What you will do: Repeat each record exactly. Any picture gets left out.
>> START Entries supplied
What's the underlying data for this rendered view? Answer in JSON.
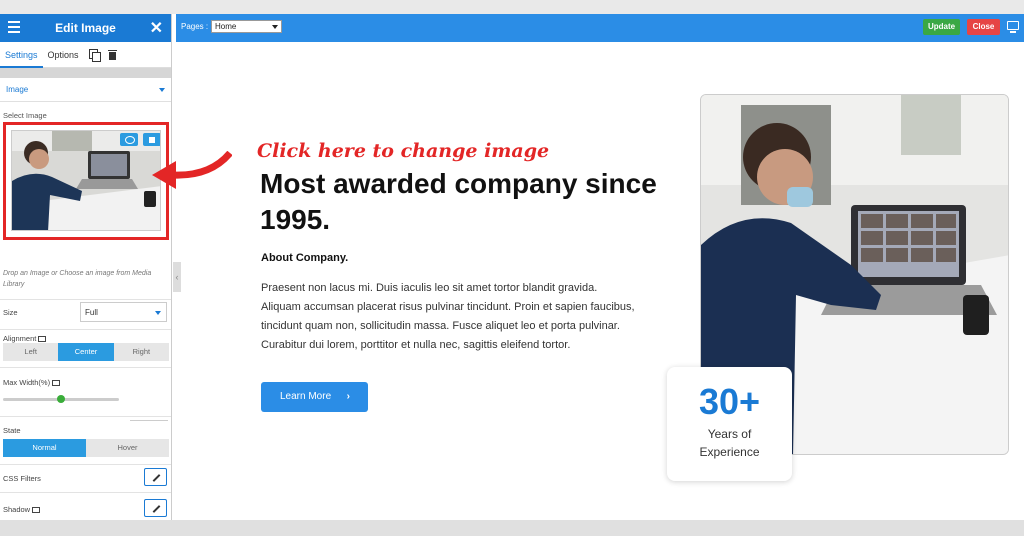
{
  "sidebar": {
    "title": "Edit Image",
    "close_glyph": "✕",
    "tabs": {
      "settings": "Settings",
      "options": "Options"
    },
    "section_label": "Image",
    "select_image_label": "Select Image",
    "hint": "Drop an Image or Choose an image from Media Library",
    "size": {
      "label": "Size",
      "value": "Full"
    },
    "alignment": {
      "label": "Alignment",
      "options": [
        "Left",
        "Center",
        "Right"
      ],
      "selected": "Center"
    },
    "max_width": {
      "label": "Max Width(%)",
      "value_fraction": 0.5
    },
    "state": {
      "label": "State",
      "options": [
        "Normal",
        "Hover"
      ],
      "selected": "Normal"
    },
    "css_filters_label": "CSS Filters",
    "shadow_label": "Shadow",
    "collapse_glyph": "‹"
  },
  "topbar": {
    "pages_label": "Pages :",
    "pages_value": "Home",
    "update_label": "Update",
    "close_label": "Close"
  },
  "canvas": {
    "annotation": "Click here to change image",
    "headline": "Most awarded company since 1995.",
    "about": "About Company.",
    "body": "Praesent non lacus mi. Duis iaculis leo sit amet tortor blandit gravida. Aliquam accumsan placerat risus pulvinar tincidunt. Proin et sapien faucibus, tincidunt quam non, sollicitudin massa. Fusce aliquet leo et porta pulvinar. Curabitur dui lorem, porttitor et nulla nec, sagittis eleifend tortor.",
    "button": "Learn More",
    "button_chevron": "›",
    "stat_number": "30+",
    "stat_line1": "Years of",
    "stat_line2": "Experience"
  },
  "colors": {
    "accent": "#2b8de6",
    "annotation": "#e32626",
    "update": "#3aa844",
    "close": "#e64545"
  }
}
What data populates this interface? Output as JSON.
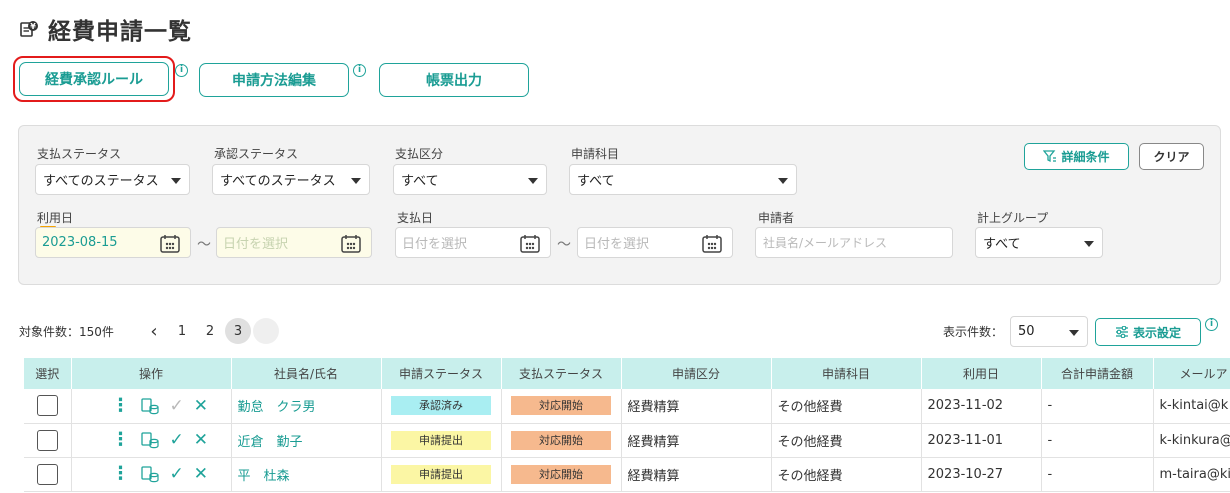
{
  "header": {
    "title": "経費申請一覧",
    "icon": "receipt-yen-icon"
  },
  "actions": {
    "approval_rules": "経費承認ルール",
    "method_edit": "申請方法編集",
    "report_output": "帳票出力",
    "info": "i"
  },
  "filters": {
    "payment_status": {
      "label": "支払ステータス",
      "value": "すべてのステータス"
    },
    "approval_status": {
      "label": "承認ステータス",
      "value": "すべてのステータス"
    },
    "payment_type": {
      "label": "支払区分",
      "value": "すべて"
    },
    "subject": {
      "label": "申請科目",
      "value": "すべて"
    },
    "use_date": {
      "label": "利用日",
      "from": "2023-08-15",
      "to_placeholder": "日付を選択"
    },
    "pay_date": {
      "label": "支払日",
      "from_placeholder": "日付を選択",
      "to_placeholder": "日付を選択"
    },
    "applicant": {
      "label": "申請者",
      "placeholder": "社員名/メールアドレス"
    },
    "group": {
      "label": "計上グループ",
      "value": "すべて"
    },
    "tilde": "〜",
    "detail_button": "詳細条件",
    "clear_button": "クリア"
  },
  "listing": {
    "count_text": "対象件数：150件",
    "pages": [
      "1",
      "2",
      "3"
    ],
    "prev": "‹",
    "active_page": "3",
    "per_page_label": "表示件数：",
    "per_page_value": "50",
    "display_settings": "表示設定"
  },
  "table": {
    "headers": [
      "選択",
      "操作",
      "社員名/氏名",
      "申請ステータス",
      "支払ステータス",
      "申請区分",
      "申請科目",
      "利用日",
      "合計申請金額",
      "メールア"
    ],
    "rows": [
      {
        "name": "勤怠　クラ男",
        "status": "承認済み",
        "status_color": "#a9eef2",
        "pay": "対応開始",
        "type": "経費精算",
        "subject": "その他経費",
        "date": "2023-11-02",
        "amount": "-",
        "email": "k-kintai@k"
      },
      {
        "name": "近倉　勤子",
        "status": "申請提出",
        "status_color": "#fbf6a4",
        "pay": "対応開始",
        "type": "経費精算",
        "subject": "その他経費",
        "date": "2023-11-01",
        "amount": "-",
        "email": "k-kinkura@"
      },
      {
        "name": "平　杜森",
        "status": "申請提出",
        "status_color": "#fbf6a4",
        "pay": "対応開始",
        "type": "経費精算",
        "subject": "その他経費",
        "date": "2023-10-27",
        "amount": "-",
        "email": "m-taira@ki"
      }
    ]
  },
  "colors": {
    "accent": "#1fa39a",
    "highlight": "#e31b1b",
    "header_bg": "#c8efec"
  }
}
>> END Entries supplied
Response to this exercise:
What's the underlying data for this rendered view? Answer in JSON.
{
  "sidebar": {
    "title": "Edit Image",
    "close_glyph": "✕",
    "tabs": {
      "settings": "Settings",
      "options": "Options"
    },
    "section_label": "Image",
    "select_image_label": "Select Image",
    "hint": "Drop an Image or Choose an image from Media Library",
    "size": {
      "label": "Size",
      "value": "Full"
    },
    "alignment": {
      "label": "Alignment",
      "options": [
        "Left",
        "Center",
        "Right"
      ],
      "selected": "Center"
    },
    "max_width": {
      "label": "Max Width(%)",
      "value_fraction": 0.5
    },
    "state": {
      "label": "State",
      "options": [
        "Normal",
        "Hover"
      ],
      "selected": "Normal"
    },
    "css_filters_label": "CSS Filters",
    "shadow_label": "Shadow",
    "collapse_glyph": "‹"
  },
  "topbar": {
    "pages_label": "Pages :",
    "pages_value": "Home",
    "update_label": "Update",
    "close_label": "Close"
  },
  "canvas": {
    "annotation": "Click here to change image",
    "headline": "Most awarded company since 1995.",
    "about": "About Company.",
    "body": "Praesent non lacus mi. Duis iaculis leo sit amet tortor blandit gravida. Aliquam accumsan placerat risus pulvinar tincidunt. Proin et sapien faucibus, tincidunt quam non, sollicitudin massa. Fusce aliquet leo et porta pulvinar. Curabitur dui lorem, porttitor et nulla nec, sagittis eleifend tortor.",
    "button": "Learn More",
    "button_chevron": "›",
    "stat_number": "30+",
    "stat_line1": "Years of",
    "stat_line2": "Experience"
  },
  "colors": {
    "accent": "#2b8de6",
    "annotation": "#e32626",
    "update": "#3aa844",
    "close": "#e64545"
  }
}
What data populates this interface? Output as JSON.
{
  "header": {
    "title": "経費申請一覧",
    "icon": "receipt-yen-icon"
  },
  "actions": {
    "approval_rules": "経費承認ルール",
    "method_edit": "申請方法編集",
    "report_output": "帳票出力",
    "info": "i"
  },
  "filters": {
    "payment_status": {
      "label": "支払ステータス",
      "value": "すべてのステータス"
    },
    "approval_status": {
      "label": "承認ステータス",
      "value": "すべてのステータス"
    },
    "payment_type": {
      "label": "支払区分",
      "value": "すべて"
    },
    "subject": {
      "label": "申請科目",
      "value": "すべて"
    },
    "use_date": {
      "label": "利用日",
      "from": "2023-08-15",
      "to_placeholder": "日付を選択"
    },
    "pay_date": {
      "label": "支払日",
      "from_placeholder": "日付を選択",
      "to_placeholder": "日付を選択"
    },
    "applicant": {
      "label": "申請者",
      "placeholder": "社員名/メールアドレス"
    },
    "group": {
      "label": "計上グループ",
      "value": "すべて"
    },
    "tilde": "〜",
    "detail_button": "詳細条件",
    "clear_button": "クリア"
  },
  "listing": {
    "count_text": "対象件数：150件",
    "pages": [
      "1",
      "2",
      "3"
    ],
    "prev": "‹",
    "active_page": "3",
    "per_page_label": "表示件数：",
    "per_page_value": "50",
    "display_settings": "表示設定"
  },
  "table": {
    "headers": [
      "選択",
      "操作",
      "社員名/氏名",
      "申請ステータス",
      "支払ステータス",
      "申請区分",
      "申請科目",
      "利用日",
      "合計申請金額",
      "メールア"
    ],
    "rows": [
      {
        "name": "勤怠　クラ男",
        "status": "承認済み",
        "status_color": "#a9eef2",
        "pay": "対応開始",
        "type": "経費精算",
        "subject": "その他経費",
        "date": "2023-11-02",
        "amount": "-",
        "email": "k-kintai@k"
      },
      {
        "name": "近倉　勤子",
        "status": "申請提出",
        "status_color": "#fbf6a4",
        "pay": "対応開始",
        "type": "経費精算",
        "subject": "その他経費",
        "date": "2023-11-01",
        "amount": "-",
        "email": "k-kinkura@"
      },
      {
        "name": "平　杜森",
        "status": "申請提出",
        "status_color": "#fbf6a4",
        "pay": "対応開始",
        "type": "経費精算",
        "subject": "その他経費",
        "date": "2023-10-27",
        "amount": "-",
        "email": "m-taira@ki"
      }
    ]
  },
  "colors": {
    "accent": "#1fa39a",
    "highlight": "#e31b1b",
    "header_bg": "#c8efec"
  }
}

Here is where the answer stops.